[Start of MATERIAL SUPPLIED]
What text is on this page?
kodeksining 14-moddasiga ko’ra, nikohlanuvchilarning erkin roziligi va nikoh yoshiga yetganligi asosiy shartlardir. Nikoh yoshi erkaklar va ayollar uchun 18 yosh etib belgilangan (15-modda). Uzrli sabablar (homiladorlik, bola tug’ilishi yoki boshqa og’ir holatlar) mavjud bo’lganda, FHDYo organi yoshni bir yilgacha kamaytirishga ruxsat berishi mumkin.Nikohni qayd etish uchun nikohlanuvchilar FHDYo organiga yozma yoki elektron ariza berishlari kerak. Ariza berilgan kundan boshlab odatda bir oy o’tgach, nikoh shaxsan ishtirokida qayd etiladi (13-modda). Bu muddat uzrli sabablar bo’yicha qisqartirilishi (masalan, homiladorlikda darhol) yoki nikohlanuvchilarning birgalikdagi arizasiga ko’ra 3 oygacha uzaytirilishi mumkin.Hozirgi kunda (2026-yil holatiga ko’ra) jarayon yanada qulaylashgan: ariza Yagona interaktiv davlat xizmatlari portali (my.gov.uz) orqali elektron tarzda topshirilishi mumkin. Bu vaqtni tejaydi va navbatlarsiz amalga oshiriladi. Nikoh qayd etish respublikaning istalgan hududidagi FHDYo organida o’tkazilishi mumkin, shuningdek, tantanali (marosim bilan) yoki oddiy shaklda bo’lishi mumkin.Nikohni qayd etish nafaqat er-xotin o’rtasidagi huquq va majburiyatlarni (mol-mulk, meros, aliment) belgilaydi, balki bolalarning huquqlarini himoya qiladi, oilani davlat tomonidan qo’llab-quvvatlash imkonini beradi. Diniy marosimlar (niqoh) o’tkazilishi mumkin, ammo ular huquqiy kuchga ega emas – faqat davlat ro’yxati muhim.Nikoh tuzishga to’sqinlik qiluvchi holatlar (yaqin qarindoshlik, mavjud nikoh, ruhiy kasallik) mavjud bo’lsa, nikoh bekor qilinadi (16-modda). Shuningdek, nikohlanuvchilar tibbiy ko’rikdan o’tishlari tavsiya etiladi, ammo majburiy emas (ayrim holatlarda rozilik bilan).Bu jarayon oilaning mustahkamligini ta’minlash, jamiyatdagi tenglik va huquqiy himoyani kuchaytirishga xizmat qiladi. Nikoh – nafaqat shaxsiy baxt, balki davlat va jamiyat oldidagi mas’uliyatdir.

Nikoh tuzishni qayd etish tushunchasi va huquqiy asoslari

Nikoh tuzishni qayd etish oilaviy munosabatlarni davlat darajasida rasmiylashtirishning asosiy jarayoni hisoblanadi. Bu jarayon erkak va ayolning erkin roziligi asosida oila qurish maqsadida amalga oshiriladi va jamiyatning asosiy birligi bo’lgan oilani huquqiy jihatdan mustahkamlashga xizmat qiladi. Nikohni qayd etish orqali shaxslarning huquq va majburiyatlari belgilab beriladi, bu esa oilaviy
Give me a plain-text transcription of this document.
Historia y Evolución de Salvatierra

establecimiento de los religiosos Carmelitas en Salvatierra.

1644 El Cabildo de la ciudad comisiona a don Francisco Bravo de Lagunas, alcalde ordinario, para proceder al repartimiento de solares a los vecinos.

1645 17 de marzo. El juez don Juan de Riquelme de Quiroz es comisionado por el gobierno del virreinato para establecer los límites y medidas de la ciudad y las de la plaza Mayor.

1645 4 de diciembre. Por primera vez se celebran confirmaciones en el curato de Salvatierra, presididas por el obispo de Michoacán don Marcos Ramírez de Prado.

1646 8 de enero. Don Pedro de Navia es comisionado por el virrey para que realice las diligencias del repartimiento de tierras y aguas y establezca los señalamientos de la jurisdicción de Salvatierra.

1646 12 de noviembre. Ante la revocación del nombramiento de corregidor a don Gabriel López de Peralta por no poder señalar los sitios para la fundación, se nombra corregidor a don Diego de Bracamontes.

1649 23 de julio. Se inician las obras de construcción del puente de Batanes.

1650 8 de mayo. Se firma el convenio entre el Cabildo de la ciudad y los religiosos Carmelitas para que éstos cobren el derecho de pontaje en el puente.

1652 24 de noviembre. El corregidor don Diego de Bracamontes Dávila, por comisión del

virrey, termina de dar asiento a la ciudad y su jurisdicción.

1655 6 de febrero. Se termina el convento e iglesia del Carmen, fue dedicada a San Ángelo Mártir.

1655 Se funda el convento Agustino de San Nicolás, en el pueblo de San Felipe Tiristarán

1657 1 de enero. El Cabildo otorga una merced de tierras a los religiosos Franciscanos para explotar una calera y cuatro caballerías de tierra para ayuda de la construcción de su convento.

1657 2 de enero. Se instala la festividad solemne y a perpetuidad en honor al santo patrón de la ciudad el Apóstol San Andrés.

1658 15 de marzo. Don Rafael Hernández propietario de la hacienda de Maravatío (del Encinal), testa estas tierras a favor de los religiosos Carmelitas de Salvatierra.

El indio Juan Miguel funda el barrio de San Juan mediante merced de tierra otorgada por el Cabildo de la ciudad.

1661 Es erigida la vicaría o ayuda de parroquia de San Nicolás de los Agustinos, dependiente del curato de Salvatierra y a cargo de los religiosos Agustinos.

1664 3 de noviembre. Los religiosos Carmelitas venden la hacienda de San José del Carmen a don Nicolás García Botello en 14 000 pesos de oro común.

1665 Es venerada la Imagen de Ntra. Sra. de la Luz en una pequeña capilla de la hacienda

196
[End of MATERIAL SUPPLIED]
TASK DIRECTIONS |
Write every record out again, unaltered.

RESULT |
What text is on this page?
kodeksining 14-moddasiga ko’ra, nikohlanuvchilarning erkin roziligi va nikoh yoshiga yetganligi asosiy shartlardir. Nikoh yoshi erkaklar va ayollar uchun 18 yosh etib belgilangan (15-modda). Uzrli sabablar (homiladorlik, bola tug’ilishi yoki boshqa og’ir holatlar) mavjud bo’lganda, FHDYo organi yoshni bir yilgacha kamaytirishga ruxsat berishi mumkin.Nikohni qayd etish uchun nikohlanuvchilar FHDYo organiga yozma yoki elektron ariza berishlari kerak. Ariza berilgan kundan boshlab odatda bir oy o’tgach, nikoh shaxsan ishtirokida qayd etiladi (13-modda). Bu muddat uzrli sabablar bo’yicha qisqartirilishi (masalan, homiladorlikda darhol) yoki nikohlanuvchilarning birgalikdagi arizasiga ko’ra 3 oygacha uzaytirilishi mumkin.Hozirgi kunda (2026-yil holatiga ko’ra) jarayon yanada qulaylashgan: ariza Yagona interaktiv davlat xizmatlari portali (my.gov.uz) orqali elektron tarzda topshirilishi mumkin. Bu vaqtni tejaydi va navbatlarsiz amalga oshiriladi. Nikoh qayd etish respublikaning istalgan hududidagi FHDYo organida o’tkazilishi mumkin, shuningdek, tantanali (marosim bilan) yoki oddiy shaklda bo’lishi mumkin.Nikohni qayd etish nafaqat er-xotin o’rtasidagi huquq va majburiyatlarni (mol-mulk, meros, aliment) belgilaydi, balki bolalarning huquqlarini himoya qiladi, oilani davlat tomonidan qo’llab-quvvatlash imkonini beradi. Diniy marosimlar (niqoh) o’tkazilishi mumkin, ammo ular huquqiy kuchga ega emas – faqat davlat ro’yxati muhim.Nikoh tuzishga to’sqinlik qiluvchi holatlar (yaqin qarindoshlik, mavjud nikoh, ruhiy kasallik) mavjud bo’lsa, nikoh bekor qilinadi (16-modda). Shuningdek, nikohlanuvchilar tibbiy ko’rikdan o’tishlari tavsiya etiladi, ammo majburiy emas (ayrim holatlarda rozilik bilan).Bu jarayon oilaning mustahkamligini ta’minlash, jamiyatdagi tenglik va huquqiy himoyani kuchaytirishga xizmat qiladi. Nikoh – nafaqat shaxsiy baxt, balki davlat va jamiyat oldidagi mas’uliyatdir.

Nikoh tuzishni qayd etish tushunchasi va huquqiy asoslari

Nikoh tuzishni qayd etish oilaviy munosabatlarni davlat darajasida rasmiylashtirishning asosiy jarayoni hisoblanadi. Bu jarayon erkak va ayolning erkin roziligi asosida oila qurish maqsadida amalga oshiriladi va jamiyatning asosiy birligi bo’lgan oilani huquqiy jihatdan mustahkamlashga xizmat qiladi. Nikohni qayd etish orqali shaxslarning huquq va majburiyatlari belgilab beriladi, bu esa oilaviy
Give me a plain-text transcription of this document.
Historia y Evolución de Salvatierra

establecimiento de los religiosos Carmelitas en Salvatierra.

1644 El Cabildo de la ciudad comisiona a don Francisco Bravo de Lagunas, alcalde ordinario, para proceder al repartimiento de solares a los vecinos.

1645 17 de marzo. El juez don Juan de Riquelme de Quiroz es comisionado por el gobierno del virreinato para establecer los límites y medidas de la ciudad y las de la plaza Mayor.

1645 4 de diciembre. Por primera vez se celebran confirmaciones en el curato de Salvatierra, presididas por el obispo de Michoacán don Marcos Ramírez de Prado.

1646 8 de enero. Don Pedro de Navia es comisionado por el virrey para que realice las diligencias del repartimiento de tierras y aguas y establezca los señalamientos de la jurisdicción de Salvatierra.

1646 12 de noviembre. Ante la revocación del nombramiento de corregidor a don Gabriel López de Peralta por no poder señalar los sitios para la fundación, se nombra corregidor a don Diego de Bracamontes.

1649 23 de julio. Se inician las obras de construcción del puente de Batanes.

1650 8 de mayo. Se firma el convenio entre el Cabildo de la ciudad y los religiosos Carmelitas para que éstos cobren el derecho de pontaje en el puente.

1652 24 de noviembre. El corregidor don Diego de Bracamontes Dávila, por comisión del

virrey, termina de dar asiento a la ciudad y su jurisdicción.

1655 6 de febrero. Se termina el convento e iglesia del Carmen, fue dedicada a San Ángelo Mártir.

1655 Se funda el convento Agustino de San Nicolás, en el pueblo de San Felipe Tiristarán

1657 1 de enero. El Cabildo otorga una merced de tierras a los religiosos Franciscanos para explotar una calera y cuatro caballerías de tierra para ayuda de la construcción de su convento.

1657 2 de enero. Se instala la festividad solemne y a perpetuidad en honor al santo patrón de la ciudad el Apóstol San Andrés.

1658 15 de marzo. Don Rafael Hernández propietario de la hacienda de Maravatío (del Encinal), testa estas tierras a favor de los religiosos Carmelitas de Salvatierra.

El indio Juan Miguel funda el barrio de San Juan mediante merced de tierra otorgada por el Cabildo de la ciudad.

1661 Es erigida la vicaría o ayuda de parroquia de San Nicolás de los Agustinos, dependiente del curato de Salvatierra y a cargo de los religiosos Agustinos.

1664 3 de noviembre. Los religiosos Carmelitas venden la hacienda de San José del Carmen a don Nicolás García Botello en 14 000 pesos de oro común.

1665 Es venerada la Imagen de Ntra. Sra. de la Luz en una pequeña capilla de la hacienda

196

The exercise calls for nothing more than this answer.